Directions for this task:
Go through the lines below and copy each one that holds the string "адрес".

Lines of data:
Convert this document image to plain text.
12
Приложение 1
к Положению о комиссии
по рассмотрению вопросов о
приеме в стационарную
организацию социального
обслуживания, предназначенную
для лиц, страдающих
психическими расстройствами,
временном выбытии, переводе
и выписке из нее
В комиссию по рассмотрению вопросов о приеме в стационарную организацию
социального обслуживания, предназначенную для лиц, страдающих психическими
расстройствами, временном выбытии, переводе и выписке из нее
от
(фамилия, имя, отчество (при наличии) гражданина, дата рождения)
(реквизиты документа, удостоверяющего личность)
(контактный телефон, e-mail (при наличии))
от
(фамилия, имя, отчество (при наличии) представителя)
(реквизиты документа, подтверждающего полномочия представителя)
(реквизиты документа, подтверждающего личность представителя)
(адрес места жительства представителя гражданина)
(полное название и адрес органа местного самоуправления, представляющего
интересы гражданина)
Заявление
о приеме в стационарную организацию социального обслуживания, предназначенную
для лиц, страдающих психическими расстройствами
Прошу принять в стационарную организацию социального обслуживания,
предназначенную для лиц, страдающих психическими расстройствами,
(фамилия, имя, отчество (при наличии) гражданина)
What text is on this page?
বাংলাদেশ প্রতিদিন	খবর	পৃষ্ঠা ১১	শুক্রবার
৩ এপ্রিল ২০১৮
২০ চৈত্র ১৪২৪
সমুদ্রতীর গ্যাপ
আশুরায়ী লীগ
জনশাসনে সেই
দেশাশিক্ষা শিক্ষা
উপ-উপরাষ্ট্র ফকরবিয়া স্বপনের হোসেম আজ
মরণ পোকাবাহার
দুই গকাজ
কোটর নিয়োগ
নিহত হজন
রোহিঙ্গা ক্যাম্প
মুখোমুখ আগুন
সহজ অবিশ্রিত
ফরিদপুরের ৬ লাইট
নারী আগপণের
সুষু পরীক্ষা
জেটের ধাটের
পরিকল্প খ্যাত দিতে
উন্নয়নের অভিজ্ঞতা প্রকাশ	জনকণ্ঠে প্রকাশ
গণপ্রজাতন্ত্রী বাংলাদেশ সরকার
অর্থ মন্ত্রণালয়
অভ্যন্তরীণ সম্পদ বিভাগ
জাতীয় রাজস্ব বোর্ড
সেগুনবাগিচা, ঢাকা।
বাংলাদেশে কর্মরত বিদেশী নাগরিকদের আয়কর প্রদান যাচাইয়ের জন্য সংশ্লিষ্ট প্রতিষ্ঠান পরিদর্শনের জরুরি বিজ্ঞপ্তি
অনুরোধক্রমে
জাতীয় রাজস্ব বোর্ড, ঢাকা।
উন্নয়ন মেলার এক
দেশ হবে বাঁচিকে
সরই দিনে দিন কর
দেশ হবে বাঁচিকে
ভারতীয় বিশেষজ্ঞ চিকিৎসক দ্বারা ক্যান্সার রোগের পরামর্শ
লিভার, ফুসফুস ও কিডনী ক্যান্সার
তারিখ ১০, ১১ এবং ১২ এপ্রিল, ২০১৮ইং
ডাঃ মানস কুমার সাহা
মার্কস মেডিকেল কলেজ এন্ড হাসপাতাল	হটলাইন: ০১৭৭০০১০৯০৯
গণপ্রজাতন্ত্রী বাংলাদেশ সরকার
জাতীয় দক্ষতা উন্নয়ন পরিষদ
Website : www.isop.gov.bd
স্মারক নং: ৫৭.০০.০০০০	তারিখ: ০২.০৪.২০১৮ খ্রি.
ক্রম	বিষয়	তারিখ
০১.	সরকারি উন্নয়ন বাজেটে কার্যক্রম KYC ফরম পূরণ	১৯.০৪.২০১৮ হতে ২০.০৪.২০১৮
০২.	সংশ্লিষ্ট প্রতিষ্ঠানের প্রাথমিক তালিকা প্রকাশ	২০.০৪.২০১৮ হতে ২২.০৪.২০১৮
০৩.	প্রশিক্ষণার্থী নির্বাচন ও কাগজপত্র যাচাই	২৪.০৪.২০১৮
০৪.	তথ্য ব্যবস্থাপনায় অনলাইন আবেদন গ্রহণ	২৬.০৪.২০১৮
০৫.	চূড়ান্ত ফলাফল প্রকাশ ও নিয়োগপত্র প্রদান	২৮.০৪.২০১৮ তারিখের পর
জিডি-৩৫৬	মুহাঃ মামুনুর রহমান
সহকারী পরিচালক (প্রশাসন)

Solution to the problem:
(адрес места жительства представителя гражданина)
(полное название и адрес органа местного самоуправления, представляющего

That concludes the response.